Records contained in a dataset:
* Begin *

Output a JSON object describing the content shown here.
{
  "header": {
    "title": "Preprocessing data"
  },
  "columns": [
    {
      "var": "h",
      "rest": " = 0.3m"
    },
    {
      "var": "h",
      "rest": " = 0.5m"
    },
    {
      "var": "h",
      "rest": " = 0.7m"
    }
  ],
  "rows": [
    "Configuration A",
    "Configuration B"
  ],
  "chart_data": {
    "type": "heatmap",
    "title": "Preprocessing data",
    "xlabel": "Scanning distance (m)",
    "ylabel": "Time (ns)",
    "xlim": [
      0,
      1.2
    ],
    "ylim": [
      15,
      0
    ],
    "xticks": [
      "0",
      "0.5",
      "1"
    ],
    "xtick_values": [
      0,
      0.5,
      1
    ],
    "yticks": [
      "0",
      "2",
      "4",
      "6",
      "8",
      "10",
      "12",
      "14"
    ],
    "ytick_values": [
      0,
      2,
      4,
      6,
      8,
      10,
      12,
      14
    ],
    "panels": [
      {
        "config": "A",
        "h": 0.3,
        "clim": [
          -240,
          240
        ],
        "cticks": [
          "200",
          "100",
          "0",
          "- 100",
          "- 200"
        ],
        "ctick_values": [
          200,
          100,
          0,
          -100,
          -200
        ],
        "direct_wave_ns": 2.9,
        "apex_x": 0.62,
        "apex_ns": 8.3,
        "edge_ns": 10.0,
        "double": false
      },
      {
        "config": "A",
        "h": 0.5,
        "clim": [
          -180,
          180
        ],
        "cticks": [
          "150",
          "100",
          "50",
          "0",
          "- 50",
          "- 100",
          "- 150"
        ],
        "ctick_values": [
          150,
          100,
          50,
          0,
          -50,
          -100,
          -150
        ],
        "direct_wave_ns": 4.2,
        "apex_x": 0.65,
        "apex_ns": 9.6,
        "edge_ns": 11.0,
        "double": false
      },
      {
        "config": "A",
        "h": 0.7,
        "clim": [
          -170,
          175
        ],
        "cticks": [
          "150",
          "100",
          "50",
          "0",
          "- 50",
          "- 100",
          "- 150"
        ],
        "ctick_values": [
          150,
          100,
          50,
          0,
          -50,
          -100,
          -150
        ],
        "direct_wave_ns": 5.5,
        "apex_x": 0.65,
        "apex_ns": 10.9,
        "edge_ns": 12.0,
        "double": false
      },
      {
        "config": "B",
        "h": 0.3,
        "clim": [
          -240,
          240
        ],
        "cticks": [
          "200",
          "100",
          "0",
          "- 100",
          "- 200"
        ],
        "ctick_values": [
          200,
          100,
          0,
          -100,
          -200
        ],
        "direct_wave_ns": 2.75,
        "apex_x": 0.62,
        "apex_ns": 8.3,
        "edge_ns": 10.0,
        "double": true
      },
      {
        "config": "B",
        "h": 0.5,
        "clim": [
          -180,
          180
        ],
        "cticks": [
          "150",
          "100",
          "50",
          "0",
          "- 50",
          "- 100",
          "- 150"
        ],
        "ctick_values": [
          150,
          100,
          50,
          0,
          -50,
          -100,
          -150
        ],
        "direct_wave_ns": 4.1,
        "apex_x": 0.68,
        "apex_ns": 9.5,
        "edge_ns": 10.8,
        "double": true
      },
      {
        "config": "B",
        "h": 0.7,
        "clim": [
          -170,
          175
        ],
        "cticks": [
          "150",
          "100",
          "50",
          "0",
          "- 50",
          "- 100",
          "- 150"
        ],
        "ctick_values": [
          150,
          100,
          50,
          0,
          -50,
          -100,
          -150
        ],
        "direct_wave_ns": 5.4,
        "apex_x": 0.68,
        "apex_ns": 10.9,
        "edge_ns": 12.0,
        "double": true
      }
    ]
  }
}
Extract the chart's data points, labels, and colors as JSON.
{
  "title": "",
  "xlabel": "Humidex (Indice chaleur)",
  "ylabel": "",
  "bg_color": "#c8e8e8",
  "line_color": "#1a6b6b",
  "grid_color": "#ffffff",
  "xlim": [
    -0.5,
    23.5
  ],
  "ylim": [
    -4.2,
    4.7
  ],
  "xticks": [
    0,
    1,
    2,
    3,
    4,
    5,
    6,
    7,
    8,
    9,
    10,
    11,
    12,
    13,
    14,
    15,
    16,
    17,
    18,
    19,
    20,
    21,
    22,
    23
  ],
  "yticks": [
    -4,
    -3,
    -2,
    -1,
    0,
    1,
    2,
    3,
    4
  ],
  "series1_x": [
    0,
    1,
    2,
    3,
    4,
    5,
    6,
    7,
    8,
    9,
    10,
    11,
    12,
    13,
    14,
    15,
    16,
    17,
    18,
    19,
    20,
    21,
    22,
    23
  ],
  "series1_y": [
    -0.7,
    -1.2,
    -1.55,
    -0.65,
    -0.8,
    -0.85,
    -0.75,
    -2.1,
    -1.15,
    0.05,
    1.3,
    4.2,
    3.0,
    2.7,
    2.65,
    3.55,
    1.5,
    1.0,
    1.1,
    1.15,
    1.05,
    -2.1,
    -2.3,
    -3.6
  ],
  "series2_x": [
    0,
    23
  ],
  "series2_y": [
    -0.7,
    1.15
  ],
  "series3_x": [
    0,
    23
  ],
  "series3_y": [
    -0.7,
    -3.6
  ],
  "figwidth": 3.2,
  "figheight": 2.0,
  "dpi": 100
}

* End *

Give the lines from the one containing "Extract the chart's" through the end of the entries again, exactly as written and with no other lines.

Extract the chart's data points, labels, and colors as JSON.
{
  "title": "",
  "xlabel": "Humidex (Indice chaleur)",
  "ylabel": "",
  "bg_color": "#c8e8e8",
  "line_color": "#1a6b6b",
  "grid_color": "#ffffff",
  "xlim": [
    -0.5,
    23.5
  ],
  "ylim": [
    -4.2,
    4.7
  ],
  "xticks": [
    0,
    1,
    2,
    3,
    4,
    5,
    6,
    7,
    8,
    9,
    10,
    11,
    12,
    13,
    14,
    15,
    16,
    17,
    18,
    19,
    20,
    21,
    22,
    23
  ],
  "yticks": [
    -4,
    -3,
    -2,
    -1,
    0,
    1,
    2,
    3,
    4
  ],
  "series1_x": [
    0,
    1,
    2,
    3,
    4,
    5,
    6,
    7,
    8,
    9,
    10,
    11,
    12,
    13,
    14,
    15,
    16,
    17,
    18,
    19,
    20,
    21,
    22,
    23
  ],
  "series1_y": [
    -0.7,
    -1.2,
    -1.55,
    -0.65,
    -0.8,
    -0.85,
    -0.75,
    -2.1,
    -1.15,
    0.05,
    1.3,
    4.2,
    3.0,
    2.7,
    2.65,
    3.55,
    1.5,
    1.0,
    1.1,
    1.15,
    1.05,
    -2.1,
    -2.3,
    -3.6
  ],
  "series2_x": [
    0,
    23
  ],
  "series2_y": [
    -0.7,
    1.15
  ],
  "series3_x": [
    0,
    23
  ],
  "series3_y": [
    -0.7,
    -3.6
  ],
  "figwidth": 3.2,
  "figheight": 2.0,
  "dpi": 100
}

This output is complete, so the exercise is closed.